____ Material for the task
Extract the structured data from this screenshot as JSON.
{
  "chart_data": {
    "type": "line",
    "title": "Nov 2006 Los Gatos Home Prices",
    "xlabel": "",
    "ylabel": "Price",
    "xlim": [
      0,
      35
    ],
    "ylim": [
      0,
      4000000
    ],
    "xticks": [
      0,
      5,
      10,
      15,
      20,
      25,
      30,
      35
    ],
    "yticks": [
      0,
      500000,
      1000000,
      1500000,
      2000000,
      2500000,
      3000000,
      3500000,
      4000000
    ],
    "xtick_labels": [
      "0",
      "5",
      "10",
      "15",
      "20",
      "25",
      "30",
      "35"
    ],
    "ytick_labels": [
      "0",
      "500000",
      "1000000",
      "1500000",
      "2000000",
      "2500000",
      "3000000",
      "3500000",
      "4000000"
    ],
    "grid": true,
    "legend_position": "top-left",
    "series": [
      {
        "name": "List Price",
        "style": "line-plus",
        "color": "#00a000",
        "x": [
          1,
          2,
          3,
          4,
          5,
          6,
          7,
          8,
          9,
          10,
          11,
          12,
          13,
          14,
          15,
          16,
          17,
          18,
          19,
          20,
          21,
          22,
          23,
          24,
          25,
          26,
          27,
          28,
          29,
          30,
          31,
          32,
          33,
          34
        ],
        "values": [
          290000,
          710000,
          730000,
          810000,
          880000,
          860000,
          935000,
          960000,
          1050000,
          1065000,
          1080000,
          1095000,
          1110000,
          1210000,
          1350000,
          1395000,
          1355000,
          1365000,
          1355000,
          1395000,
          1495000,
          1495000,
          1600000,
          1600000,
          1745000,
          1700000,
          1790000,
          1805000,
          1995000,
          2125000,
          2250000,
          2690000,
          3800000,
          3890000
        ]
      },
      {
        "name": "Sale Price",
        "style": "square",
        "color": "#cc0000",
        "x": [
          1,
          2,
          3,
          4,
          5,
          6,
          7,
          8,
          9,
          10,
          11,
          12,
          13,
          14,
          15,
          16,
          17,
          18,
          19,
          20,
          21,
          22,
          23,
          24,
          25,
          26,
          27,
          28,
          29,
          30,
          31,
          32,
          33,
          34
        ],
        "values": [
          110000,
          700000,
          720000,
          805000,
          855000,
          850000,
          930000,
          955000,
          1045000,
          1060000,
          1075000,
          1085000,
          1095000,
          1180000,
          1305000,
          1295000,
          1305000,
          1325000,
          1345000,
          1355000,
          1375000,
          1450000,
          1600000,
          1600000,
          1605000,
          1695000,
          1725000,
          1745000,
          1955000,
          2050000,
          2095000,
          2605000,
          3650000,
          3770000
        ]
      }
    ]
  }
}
________
■ **What is expected**
The records above should be duplicated in full, exactly as given.

■ **Solution for this task**
Extract the structured data from this screenshot as JSON.
{
  "chart_data": {
    "type": "line",
    "title": "Nov 2006 Los Gatos Home Prices",
    "xlabel": "",
    "ylabel": "Price",
    "xlim": [
      0,
      35
    ],
    "ylim": [
      0,
      4000000
    ],
    "xticks": [
      0,
      5,
      10,
      15,
      20,
      25,
      30,
      35
    ],
    "yticks": [
      0,
      500000,
      1000000,
      1500000,
      2000000,
      2500000,
      3000000,
      3500000,
      4000000
    ],
    "xtick_labels": [
      "0",
      "5",
      "10",
      "15",
      "20",
      "25",
      "30",
      "35"
    ],
    "ytick_labels": [
      "0",
      "500000",
      "1000000",
      "1500000",
      "2000000",
      "2500000",
      "3000000",
      "3500000",
      "4000000"
    ],
    "grid": true,
    "legend_position": "top-left",
    "series": [
      {
        "name": "List Price",
        "style": "line-plus",
        "color": "#00a000",
        "x": [
          1,
          2,
          3,
          4,
          5,
          6,
          7,
          8,
          9,
          10,
          11,
          12,
          13,
          14,
          15,
          16,
          17,
          18,
          19,
          20,
          21,
          22,
          23,
          24,
          25,
          26,
          27,
          28,
          29,
          30,
          31,
          32,
          33,
          34
        ],
        "values": [
          290000,
          710000,
          730000,
          810000,
          880000,
          860000,
          935000,
          960000,
          1050000,
          1065000,
          1080000,
          1095000,
          1110000,
          1210000,
          1350000,
          1395000,
          1355000,
          1365000,
          1355000,
          1395000,
          1495000,
          1495000,
          1600000,
          1600000,
          1745000,
          1700000,
          1790000,
          1805000,
          1995000,
          2125000,
          2250000,
          2690000,
          3800000,
          3890000
        ]
      },
      {
        "name": "Sale Price",
        "style": "square",
        "color": "#cc0000",
        "x": [
          1,
          2,
          3,
          4,
          5,
          6,
          7,
          8,
          9,
          10,
          11,
          12,
          13,
          14,
          15,
          16,
          17,
          18,
          19,
          20,
          21,
          22,
          23,
          24,
          25,
          26,
          27,
          28,
          29,
          30,
          31,
          32,
          33,
          34
        ],
        "values": [
          110000,
          700000,
          720000,
          805000,
          855000,
          850000,
          930000,
          955000,
          1045000,
          1060000,
          1075000,
          1085000,
          1095000,
          1180000,
          1305000,
          1295000,
          1305000,
          1325000,
          1345000,
          1355000,
          1375000,
          1450000,
          1600000,
          1600000,
          1605000,
          1695000,
          1725000,
          1745000,
          1955000,
          2050000,
          2095000,
          2605000,
          3650000,
          3770000
        ]
      }
    ]
  }
}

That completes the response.